• _What to produce_:
Every line of the material is to be quoted verbatim, minus the pictures.
[start]
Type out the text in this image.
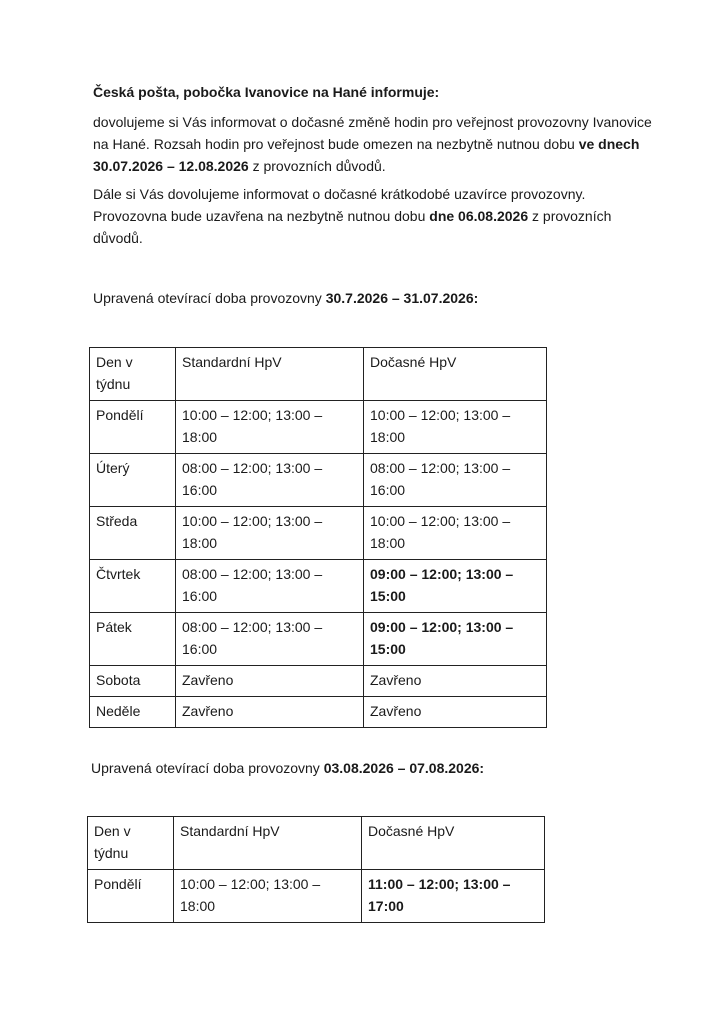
Česká pošta, pobočka Ivanovice na Hané informuje:

dovolujeme si Vás informovat o dočasné změně hodin pro veřejnost provozovny Ivanovice na Hané. Rozsah hodin pro veřejnost bude omezen na nezbytně nutnou dobu ve dnech 30.07.2026 – 12.08.2026 z provozních důvodů.

Dále si Vás dovolujeme informovat o dočasné krátkodobé uzavírce provozovny. Provozovna bude uzavřena na nezbytně nutnou dobu dne 06.08.2026 z provozních důvodů.

Upravená otevírací doba provozovny 30.7.2026 – 31.07.2026:

Den v týdnu	Standardní HpV	Dočasné HpV
Pondělí	10:00 – 12:00; 13:00 – 18:00	10:00 – 12:00; 13:00 – 18:00
Úterý	08:00 – 12:00; 13:00 – 16:00	08:00 – 12:00; 13:00 – 16:00
Středa	10:00 – 12:00; 13:00 – 18:00	10:00 – 12:00; 13:00 – 18:00
Čtvrtek	08:00 – 12:00; 13:00 – 16:00	09:00 – 12:00; 13:00 – 15:00
Pátek	08:00 – 12:00; 13:00 – 16:00	09:00 – 12:00; 13:00 – 15:00
Sobota	Zavřeno	Zavřeno
Neděle	Zavřeno	Zavřeno

Upravená otevírací doba provozovny 03.08.2026 – 07.08.2026:

Den v týdnu	Standardní HpV	Dočasné HpV
Pondělí	10:00 – 12:00; 13:00 – 18:00	11:00 – 12:00; 13:00 – 17:00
[end]
• _Response_:
Type out the text in this image.
Česká pošta, pobočka Ivanovice na Hané informuje:

dovolujeme si Vás informovat o dočasné změně hodin pro veřejnost provozovny Ivanovice na Hané. Rozsah hodin pro veřejnost bude omezen na nezbytně nutnou dobu ve dnech 30.07.2026 – 12.08.2026 z provozních důvodů.

Dále si Vás dovolujeme informovat o dočasné krátkodobé uzavírce provozovny. Provozovna bude uzavřena na nezbytně nutnou dobu dne 06.08.2026 z provozních důvodů.

Upravená otevírací doba provozovny 30.7.2026 – 31.07.2026:

Den v týdnu	Standardní HpV	Dočasné HpV
Pondělí	10:00 – 12:00; 13:00 – 18:00	10:00 – 12:00; 13:00 – 18:00
Úterý	08:00 – 12:00; 13:00 – 16:00	08:00 – 12:00; 13:00 – 16:00
Středa	10:00 – 12:00; 13:00 – 18:00	10:00 – 12:00; 13:00 – 18:00
Čtvrtek	08:00 – 12:00; 13:00 – 16:00	09:00 – 12:00; 13:00 – 15:00
Pátek	08:00 – 12:00; 13:00 – 16:00	09:00 – 12:00; 13:00 – 15:00
Sobota	Zavřeno	Zavřeno
Neděle	Zavřeno	Zavřeno

Upravená otevírací doba provozovny 03.08.2026 – 07.08.2026:

Den v týdnu	Standardní HpV	Dočasné HpV
Pondělí	10:00 – 12:00; 13:00 – 18:00	11:00 – 12:00; 13:00 – 17:00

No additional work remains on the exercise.